What to do>
Filter the data for lines with the word "function", then copy every line so identified.

Dataset entries>
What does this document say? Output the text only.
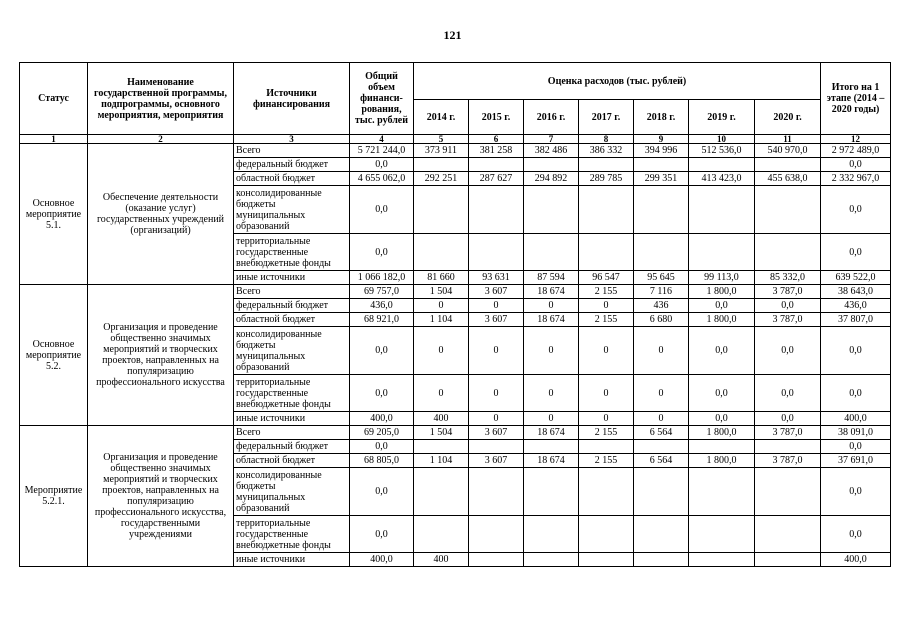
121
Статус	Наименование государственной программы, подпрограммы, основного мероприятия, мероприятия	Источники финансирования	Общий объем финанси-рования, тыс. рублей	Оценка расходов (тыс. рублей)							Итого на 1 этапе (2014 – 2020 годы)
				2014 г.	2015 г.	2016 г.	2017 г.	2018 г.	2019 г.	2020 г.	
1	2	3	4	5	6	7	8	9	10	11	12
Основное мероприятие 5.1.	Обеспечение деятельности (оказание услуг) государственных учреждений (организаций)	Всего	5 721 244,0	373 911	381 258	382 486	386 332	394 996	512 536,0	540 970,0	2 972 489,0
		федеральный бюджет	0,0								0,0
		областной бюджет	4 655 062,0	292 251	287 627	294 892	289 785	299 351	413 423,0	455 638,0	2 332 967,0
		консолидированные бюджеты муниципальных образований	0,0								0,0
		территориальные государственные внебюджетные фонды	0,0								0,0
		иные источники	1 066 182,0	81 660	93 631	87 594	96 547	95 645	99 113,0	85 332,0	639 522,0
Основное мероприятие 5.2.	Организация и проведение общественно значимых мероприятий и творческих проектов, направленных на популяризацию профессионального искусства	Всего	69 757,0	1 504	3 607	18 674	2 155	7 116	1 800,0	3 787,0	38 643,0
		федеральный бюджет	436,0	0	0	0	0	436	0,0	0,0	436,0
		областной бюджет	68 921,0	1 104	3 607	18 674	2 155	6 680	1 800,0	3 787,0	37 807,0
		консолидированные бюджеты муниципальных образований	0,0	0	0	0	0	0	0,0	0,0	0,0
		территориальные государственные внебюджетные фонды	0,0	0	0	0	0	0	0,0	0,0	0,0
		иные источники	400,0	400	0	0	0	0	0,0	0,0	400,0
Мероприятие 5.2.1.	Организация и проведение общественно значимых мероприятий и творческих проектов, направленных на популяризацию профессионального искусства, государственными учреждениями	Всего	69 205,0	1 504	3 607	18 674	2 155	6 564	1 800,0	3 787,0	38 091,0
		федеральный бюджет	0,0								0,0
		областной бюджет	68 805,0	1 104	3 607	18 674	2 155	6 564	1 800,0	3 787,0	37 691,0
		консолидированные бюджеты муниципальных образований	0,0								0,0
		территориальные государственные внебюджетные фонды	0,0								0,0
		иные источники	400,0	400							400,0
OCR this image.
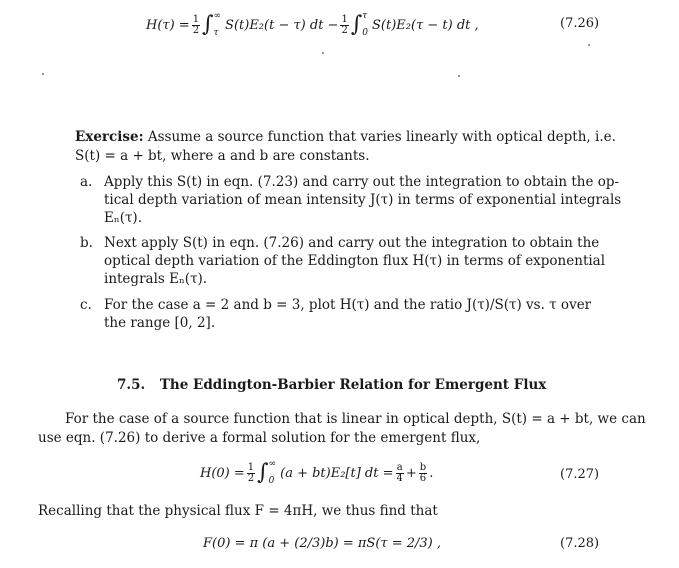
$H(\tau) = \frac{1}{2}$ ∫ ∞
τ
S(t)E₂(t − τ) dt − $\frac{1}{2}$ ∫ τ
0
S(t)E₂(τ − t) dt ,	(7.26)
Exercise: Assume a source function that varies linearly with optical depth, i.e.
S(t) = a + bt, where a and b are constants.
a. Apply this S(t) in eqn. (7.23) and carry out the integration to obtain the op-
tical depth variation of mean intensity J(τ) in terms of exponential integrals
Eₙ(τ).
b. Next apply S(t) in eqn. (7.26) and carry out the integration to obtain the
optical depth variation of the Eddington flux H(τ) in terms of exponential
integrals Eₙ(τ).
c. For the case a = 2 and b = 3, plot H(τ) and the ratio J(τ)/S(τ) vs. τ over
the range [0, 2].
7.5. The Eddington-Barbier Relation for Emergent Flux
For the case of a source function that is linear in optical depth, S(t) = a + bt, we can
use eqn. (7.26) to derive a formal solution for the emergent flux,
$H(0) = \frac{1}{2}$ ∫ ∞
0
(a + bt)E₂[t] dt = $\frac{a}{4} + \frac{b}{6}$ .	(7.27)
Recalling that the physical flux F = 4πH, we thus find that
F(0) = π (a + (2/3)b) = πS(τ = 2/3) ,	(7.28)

Full answer>
Exercise: Assume a source function that varies linearly with optical depth, i.e.
For the case of a source function that is linear in optical depth, S(t) = a + bt, we can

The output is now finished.